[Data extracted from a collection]
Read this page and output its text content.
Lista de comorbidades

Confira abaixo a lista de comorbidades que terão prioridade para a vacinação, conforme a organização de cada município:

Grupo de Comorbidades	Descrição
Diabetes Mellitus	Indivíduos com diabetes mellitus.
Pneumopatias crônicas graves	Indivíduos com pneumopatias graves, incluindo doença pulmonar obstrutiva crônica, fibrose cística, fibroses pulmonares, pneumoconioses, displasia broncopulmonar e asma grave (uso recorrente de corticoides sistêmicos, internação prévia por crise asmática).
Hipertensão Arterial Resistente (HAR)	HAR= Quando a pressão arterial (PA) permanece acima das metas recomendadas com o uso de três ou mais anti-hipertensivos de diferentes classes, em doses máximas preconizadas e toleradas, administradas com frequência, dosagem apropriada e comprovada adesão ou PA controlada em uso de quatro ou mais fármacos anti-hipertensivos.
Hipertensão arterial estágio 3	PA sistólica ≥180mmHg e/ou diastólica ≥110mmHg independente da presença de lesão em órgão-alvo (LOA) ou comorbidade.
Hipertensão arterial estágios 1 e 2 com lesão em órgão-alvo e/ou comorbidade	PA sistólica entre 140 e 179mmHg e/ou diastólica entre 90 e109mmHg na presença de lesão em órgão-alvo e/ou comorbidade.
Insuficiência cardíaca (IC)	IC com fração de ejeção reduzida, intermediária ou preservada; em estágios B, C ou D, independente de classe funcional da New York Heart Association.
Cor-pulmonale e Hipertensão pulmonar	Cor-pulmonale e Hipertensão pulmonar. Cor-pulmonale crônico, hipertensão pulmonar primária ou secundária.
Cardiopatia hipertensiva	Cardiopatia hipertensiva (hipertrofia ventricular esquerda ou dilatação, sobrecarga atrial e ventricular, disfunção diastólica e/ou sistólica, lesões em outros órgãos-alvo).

--- What you will do ---
Nothing should be left out: repeat all of the data exactly.

--- Reply ---
Read this page and output its text content.
Lista de comorbidades

Confira abaixo a lista de comorbidades que terão prioridade para a vacinação, conforme a organização de cada município:

Grupo de Comorbidades	Descrição
Diabetes Mellitus	Indivíduos com diabetes mellitus.
Pneumopatias crônicas graves	Indivíduos com pneumopatias graves, incluindo doença pulmonar obstrutiva crônica, fibrose cística, fibroses pulmonares, pneumoconioses, displasia broncopulmonar e asma grave (uso recorrente de corticoides sistêmicos, internação prévia por crise asmática).
Hipertensão Arterial Resistente (HAR)	HAR= Quando a pressão arterial (PA) permanece acima das metas recomendadas com o uso de três ou mais anti-hipertensivos de diferentes classes, em doses máximas preconizadas e toleradas, administradas com frequência, dosagem apropriada e comprovada adesão ou PA controlada em uso de quatro ou mais fármacos anti-hipertensivos.
Hipertensão arterial estágio 3	PA sistólica ≥180mmHg e/ou diastólica ≥110mmHg independente da presença de lesão em órgão-alvo (LOA) ou comorbidade.
Hipertensão arterial estágios 1 e 2 com lesão em órgão-alvo e/ou comorbidade	PA sistólica entre 140 e 179mmHg e/ou diastólica entre 90 e109mmHg na presença de lesão em órgão-alvo e/ou comorbidade.
Insuficiência cardíaca (IC)	IC com fração de ejeção reduzida, intermediária ou preservada; em estágios B, C ou D, independente de classe funcional da New York Heart Association.
Cor-pulmonale e Hipertensão pulmonar	Cor-pulmonale e Hipertensão pulmonar. Cor-pulmonale crônico, hipertensão pulmonar primária ou secundária.
Cardiopatia hipertensiva	Cardiopatia hipertensiva (hipertrofia ventricular esquerda ou dilatação, sobrecarga atrial e ventricular, disfunção diastólica e/ou sistólica, lesões em outros órgãos-alvo).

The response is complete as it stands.